** BEGIN Records to use **

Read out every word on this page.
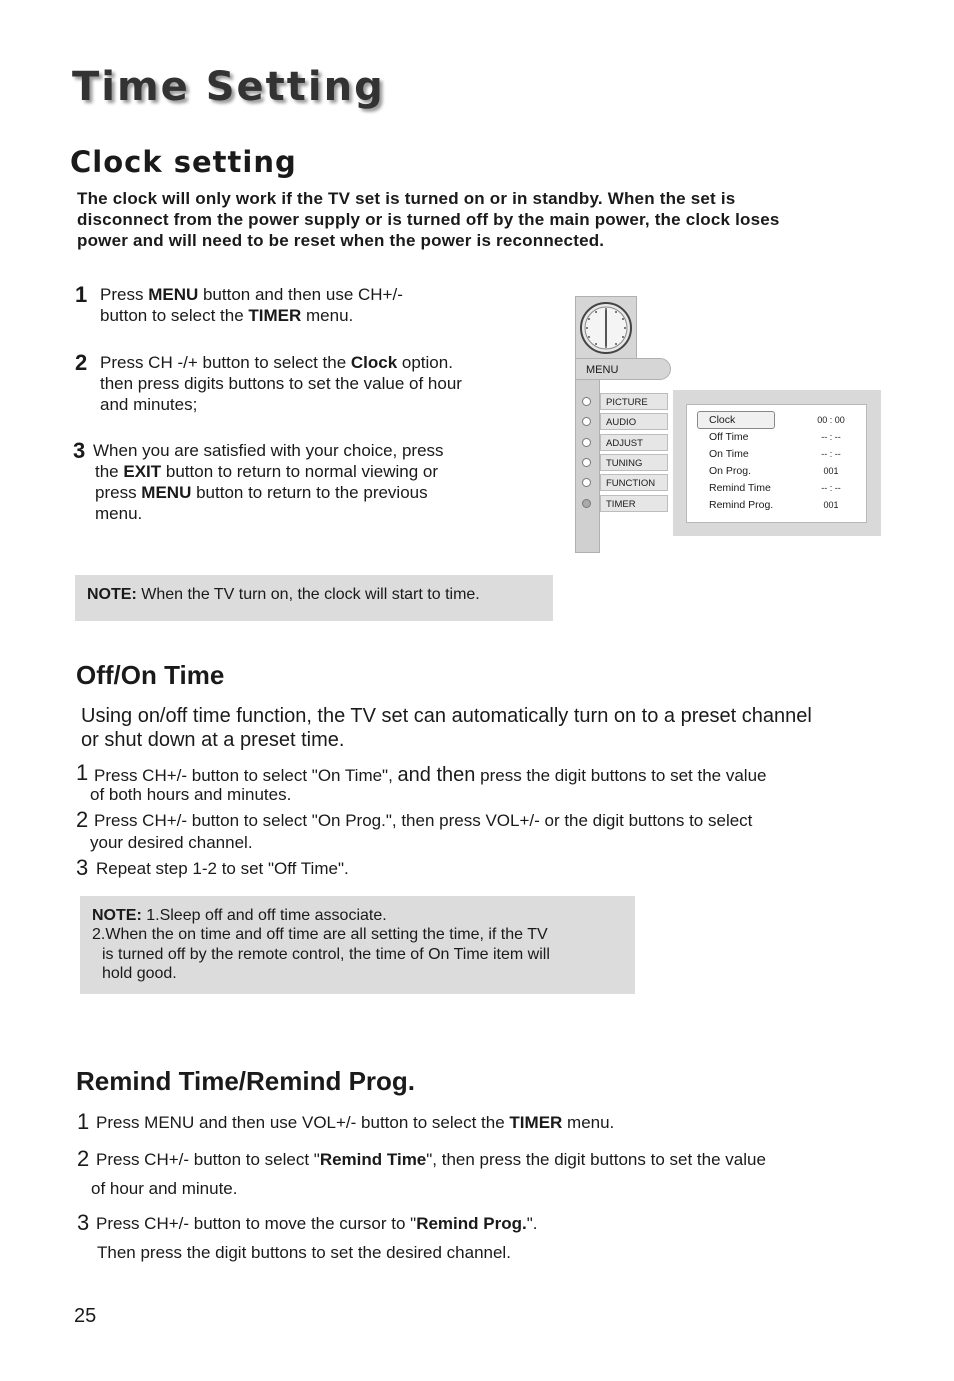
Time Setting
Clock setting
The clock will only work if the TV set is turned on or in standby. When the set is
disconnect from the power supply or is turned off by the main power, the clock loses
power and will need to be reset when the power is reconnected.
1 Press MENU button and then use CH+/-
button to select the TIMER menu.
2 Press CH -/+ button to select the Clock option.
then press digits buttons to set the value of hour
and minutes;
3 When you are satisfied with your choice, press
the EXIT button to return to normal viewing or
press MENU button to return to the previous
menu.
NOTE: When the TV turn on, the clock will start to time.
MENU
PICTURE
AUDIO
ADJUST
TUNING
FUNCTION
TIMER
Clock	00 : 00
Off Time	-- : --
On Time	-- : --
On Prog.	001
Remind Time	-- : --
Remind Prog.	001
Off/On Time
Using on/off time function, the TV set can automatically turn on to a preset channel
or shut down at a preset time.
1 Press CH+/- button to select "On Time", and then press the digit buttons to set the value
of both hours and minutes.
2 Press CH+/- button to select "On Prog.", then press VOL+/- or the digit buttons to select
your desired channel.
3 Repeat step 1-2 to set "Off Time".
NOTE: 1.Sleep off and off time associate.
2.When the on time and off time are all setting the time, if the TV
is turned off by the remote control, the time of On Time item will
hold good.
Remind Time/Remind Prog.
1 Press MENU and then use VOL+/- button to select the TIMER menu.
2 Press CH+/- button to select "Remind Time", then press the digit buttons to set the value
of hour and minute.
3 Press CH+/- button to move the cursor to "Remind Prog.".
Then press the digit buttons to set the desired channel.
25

** END Records to use **

* Set problem:
Repeat each entry exactly as it appears; skip any picture.

* Answer in full:
Read out every word on this page.
Time Setting
Clock setting
The clock will only work if the TV set is turned on or in standby. When the set is
disconnect from the power supply or is turned off by the main power, the clock loses
power and will need to be reset when the power is reconnected.
1 Press MENU button and then use CH+/-
button to select the TIMER menu.
2 Press CH -/+ button to select the Clock option.
then press digits buttons to set the value of hour
and minutes;
3 When you are satisfied with your choice, press
the EXIT button to return to normal viewing or
press MENU button to return to the previous
menu.
NOTE: When the TV turn on, the clock will start to time.
MENU
PICTURE
AUDIO
ADJUST
TUNING
FUNCTION
TIMER
Clock	00 : 00
Off Time	-- : --
On Time	-- : --
On Prog.	001
Remind Time	-- : --
Remind Prog.	001
Off/On Time
Using on/off time function, the TV set can automatically turn on to a preset channel
or shut down at a preset time.
1 Press CH+/- button to select "On Time", and then press the digit buttons to set the value
of both hours and minutes.
2 Press CH+/- button to select "On Prog.", then press VOL+/- or the digit buttons to select
your desired channel.
3 Repeat step 1-2 to set "Off Time".
NOTE: 1.Sleep off and off time associate.
2.When the on time and off time are all setting the time, if the TV
is turned off by the remote control, the time of On Time item will
hold good.
Remind Time/Remind Prog.
1 Press MENU and then use VOL+/- button to select the TIMER menu.
2 Press CH+/- button to select "Remind Time", then press the digit buttons to set the value
of hour and minute.
3 Press CH+/- button to move the cursor to "Remind Prog.".
Then press the digit buttons to set the desired channel.
25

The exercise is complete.